▶ [Aim]:
Look over the lines below. Report each one that includes the string "收稿日期".
··· Material
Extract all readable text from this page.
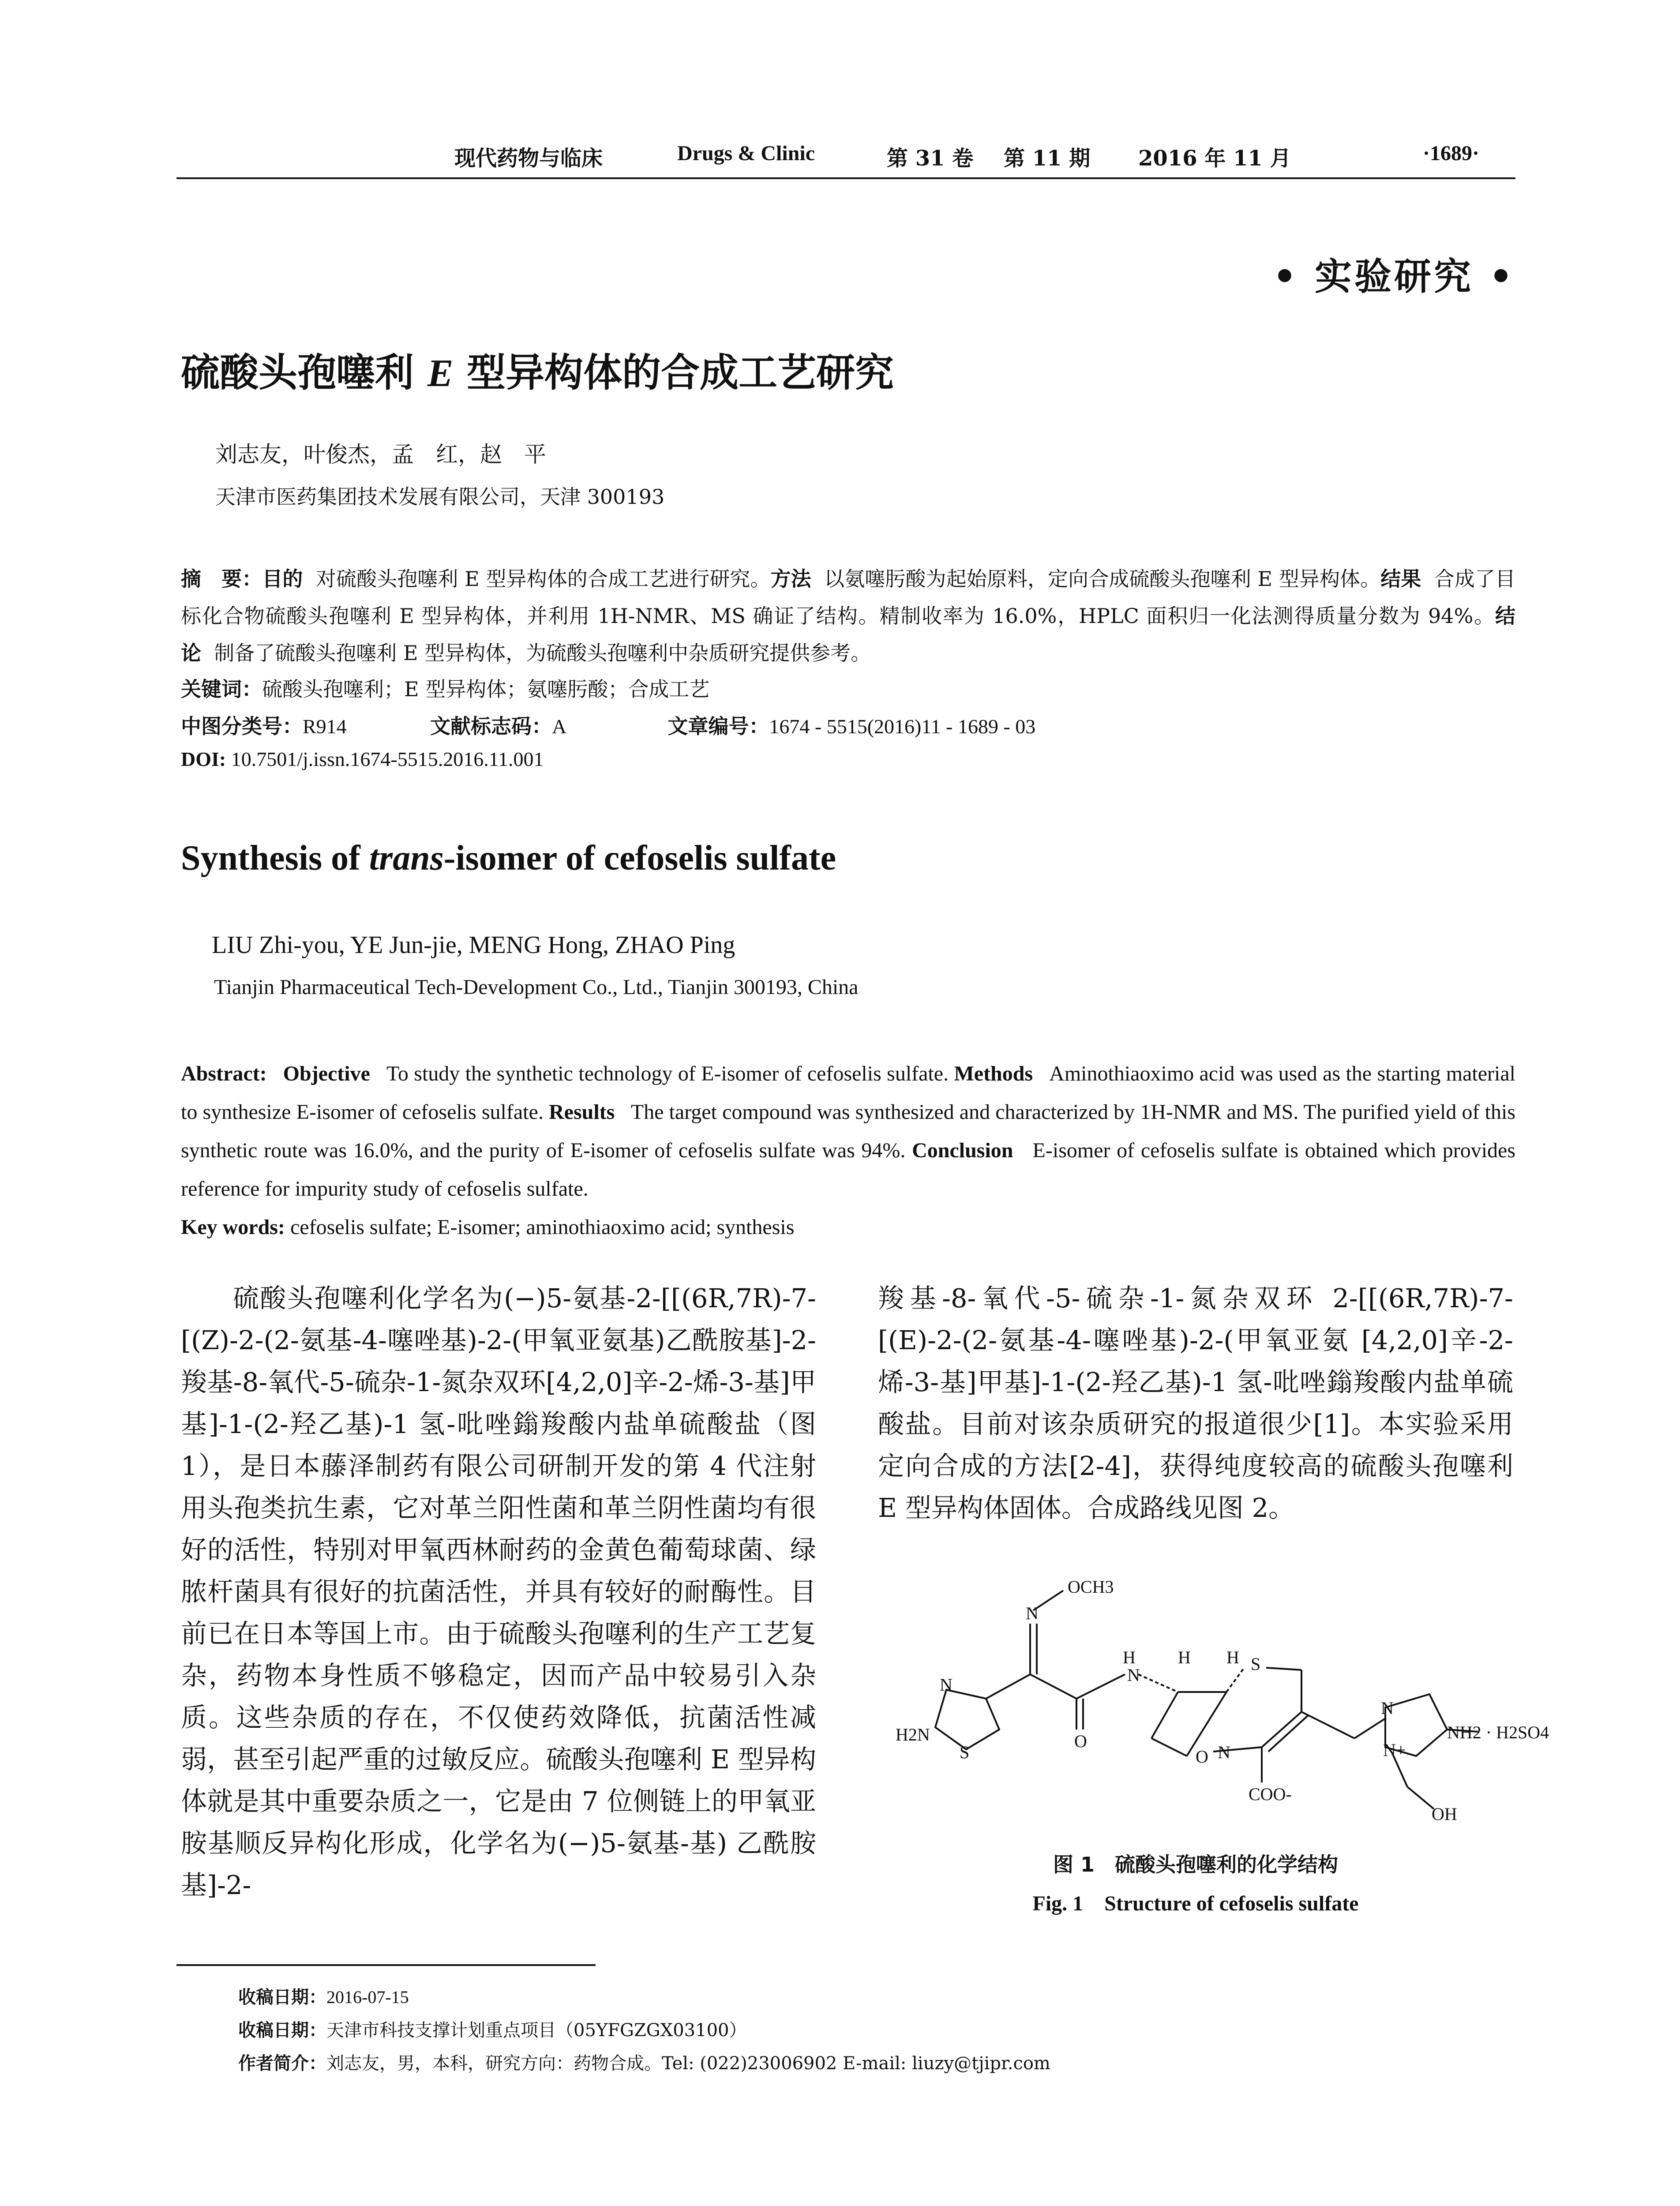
现代药物与临床	Drugs & Clinic	第 31 卷 第 11 期 2016 年 11 月	·1689·
• 实验研究 •
硫酸头孢噻利 E 型异构体的合成工艺研究
刘志友，叶俊杰，孟　红，赵　平
天津市医药集团技术发展有限公司，天津 300193
摘　要：目的 对硫酸头孢噻利 E 型异构体的合成工艺进行研究。方法 以氨噻肟酸为起始原料，定向合成硫酸头孢噻利 E 型异构体。结果 合成了目标化合物硫酸头孢噻利 E 型异构体，并利用 1H-NMR、MS 确证了结构。精制收率为 16.0%，HPLC 面积归一化法测得质量分数为 94%。结论 制备了硫酸头孢噻利 E 型异构体，为硫酸头孢噻利中杂质研究提供参考。
关键词：硫酸头孢噻利；E 型异构体；氨噻肟酸；合成工艺
中图分类号：R914	文献标志码：A	文章编号：1674 - 5515(2016)11 - 1689 - 03
DOI: 10.7501/j.issn.1674-5515.2016.11.001
Synthesis of trans-isomer of cefoselis sulfate
LIU Zhi-you, YE Jun-jie, MENG Hong, ZHAO Ping
Tianjin Pharmaceutical Tech-Development Co., Ltd., Tianjin 300193, China
Abstract: Objective To study the synthetic technology of E-isomer of cefoselis sulfate. Methods Aminothiaoximo acid was used as the starting material to synthesize E-isomer of cefoselis sulfate. Results The target compound was synthesized and characterized by 1H-NMR and MS. The purified yield of this synthetic route was 16.0%, and the purity of E-isomer of cefoselis sulfate was 94%. Conclusion E-isomer of cefoselis sulfate is obtained which provides reference for impurity study of cefoselis sulfate.
Key words: cefoselis sulfate; E-isomer; aminothiaoximo acid; synthesis
硫酸头孢噻利化学名为(−)5-氨基-2-[[(6R,7R)-7-[(Z)-2-(2-氨基-4-噻唑基)-2-(甲氧亚氨基)乙酰胺基]-2-羧基-8-氧代-5-硫杂-1-氮杂双环[4,2,0]辛-2-烯-3-基]甲基]-1-(2-羟乙基)-1 氢-吡唑鎓羧酸内盐单硫酸盐（图 1），是日本藤泽制药有限公司研制开发的第 4 代注射用头孢类抗生素，它对革兰阳性菌和革兰阴性菌均有很好的活性，特别对甲氧西林耐药的金黄色葡萄球菌、绿脓杆菌具有很好的抗菌活性，并具有较好的耐酶性。目前已在日本等国上市。由于硫酸头孢噻利的生产工艺复杂，药物本身性质不够稳定，因而产品中较易引入杂质。这些杂质的存在，不仅使药效降低，抗菌活性减弱，甚至引起严重的过敏反应。硫酸头孢噻利 E 型异构体就是其中重要杂质之一，它是由 7 位侧链上的甲氧亚胺基顺反异构化形成，化学名为(−)5-氨基-基) 乙酰胺基]-2-
羧基-8-氧代-5-硫杂-1-氮杂双环 2-[[(6R,7R)-7-[(E)-2-(2-氨基-4-噻唑基)-2-(甲氧亚氨 [4,2,0]辛-2-烯-3-基]甲基]-1-(2-羟乙基)-1 氢-吡唑鎓羧酸内盐单硫酸盐。目前对该杂质研究的报道很少[1]。本实验采用定向合成的方法[2-4]，获得纯度较高的硫酸头孢噻利 E 型异构体固体。合成路线见图 2。
OCH3
N
H
N
H H S
N
S
H2N	O
O N
COO-
N
N+
NH2 · H2SO4
OH
图 1　硫酸头孢噻利的化学结构
Fig. 1　Structure of cefoselis sulfate
收稿日期：2016-07-15
收稿日期：天津市科技支撑计划重点项目（05YFGZGX03100）
作者简介：刘志友，男，本科，研究方向：药物合成。Tel: (022)23006902 E-mail: liuzy@tjipr.com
······
▶ [Solution to this problem]:
收稿日期：2016-07-15
收稿日期：天津市科技支撑计划重点项目（05YFGZGX03100）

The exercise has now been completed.